| Amaç A |
Karar metninde "Esas No: 2022/4252" sözleriyle başlayıp "gerektiğine karar vermiştir." sözleri de dahil olmak üzere orada biten bölümü harfi harfine tekrar yazın.
| Amaç B |
Karar metnine göre davacı vekilinin istinaf istemi hakkında nasıl bir karar verilmiştir?

| Metin Alıntısı |

Esas No: 2022/4252
Karar No: 2022/7622
Karar Tarihi: 23.05.2022
Yargıtay 10. Hukuk Dairesi 2022/4252 Esas 2022/7622 Karar Sayılı İlamı
Özet:
Davacı, boşandığı eşiyle birlikte yaşadığı iddiasıyla kesilen ölüm aylığının tekrar bağlanması ve aksine Kurum işleminin iptali istemiyle dava açmıştır. İlk Derece Mahkemesi, davayı reddetmiştir. Davacı vekili, karara istinaf başvurusunda bulunmuşsa da, istinaf istemi esastan reddedilmiştir. Davacı vekili, kararı temyiz ederek, haksız yere kesilen yetim aylığının tekrar bağlanması ve ödenmesi isteğinde bulunmuştur. Mahkeme, davacının boşandığı eşiyle fiilen birlikte yaşama olgusunun eksik incelmeye dayalı olduğunu tespit etmiş ve dosyanın yeniden incelenmesi için konuya ilişkin bilgi ve belgelerin toplanması gerektiğine karar vermiştir.
Kanun maddeleri: 5510 sayılı Sosyal Sigortalar ve Genel Sağlık Sigortası Kanunu'nun 56/2 maddesi.
"İçtihat Metni"
Mahkemesi : ... Bölge Adliye Mahkemesi 11. Hukuk Dairesi
İlk DereceMahkemesi : ... 2. İş Mahkemesi
Dava, davacının boşandığı eşiyle birlikte yaşadığı gerekçesiyle 5510 sayılı Yasanın 56/2 maddesine göre kesilen ölüm aylığının yeniden bağlanması, aksine Kurum işleminin iptali istemlerine ilişkindir.
İlk Derece Mahkemesince, hükümde belirtilen gerekçelerle davanın reddine dair verilen karara karşı, davacı vekili tarafından istinaf yoluna başvurulması üzerine, ... Bölge Adliye Mahkemesi 11. Hukuk Dairesince, istinaf isteminin esastan reddine karar verilmiştir.

| Verilen Bilgiler |
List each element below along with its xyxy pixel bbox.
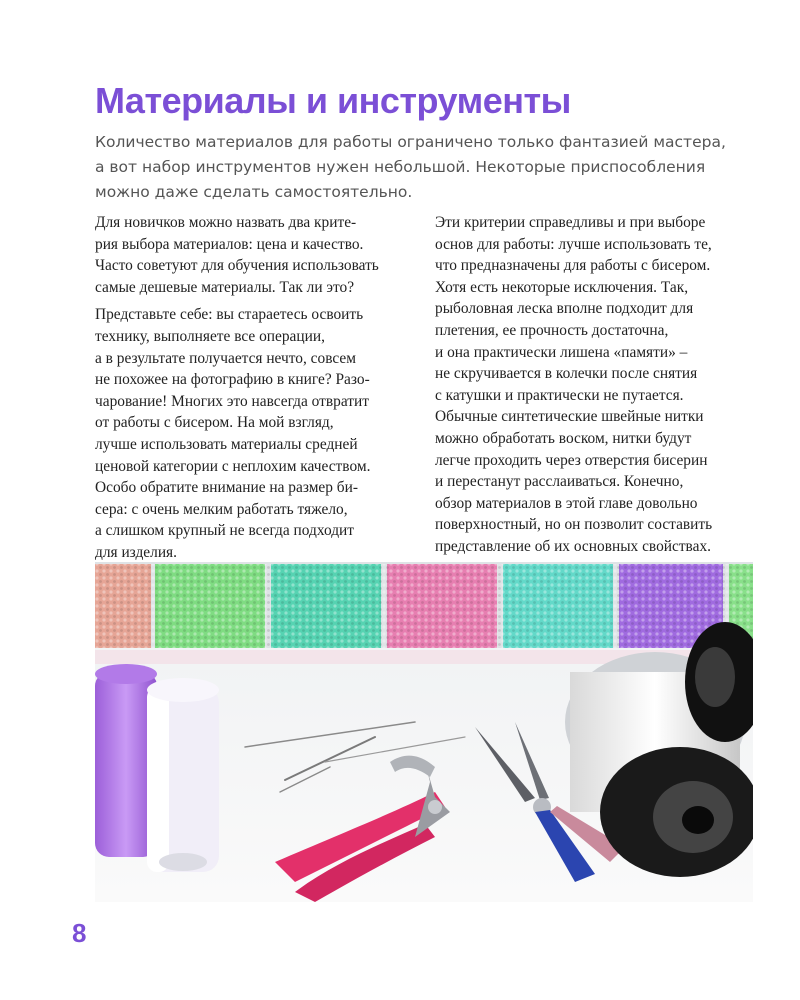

| Görev Sonucu A |
Esas No: 2022/4252
Karar No: 2022/7622
Karar Tarihi: 23.05.2022
Yargıtay 10. Hukuk Dairesi 2022/4252 Esas 2022/7622 Karar Sayılı İlamı
Özet:
Davacı, boşandığı eşiyle birlikte yaşadığı iddiasıyla kesilen ölüm aylığının tekrar bağlanması ve aksine Kurum işleminin iptali istemiyle dava açmıştır. İlk Derece Mahkemesi, davayı reddetmiştir. Davacı vekili, karara istinaf başvurusunda bulunmuşsa da, istinaf istemi esastan reddedilmiştir. Davacı vekili, kararı temyiz ederek, haksız yere kesilen yetim aylığının tekrar bağlanması ve ödenmesi isteğinde bulunmuştur. Mahkeme, davacının boşandığı eşiyle fiilen birlikte yaşama olgusunun eksik incelmeye dayalı olduğunu tespit etmiş ve dosyanın yeniden incelenmesi için konuya ilişkin bilgi ve belgelerin toplanması gerektiğine karar vermiştir.

| Görev Sonucu B |
İstinaf isteminin esastan reddine karar verilmiştir.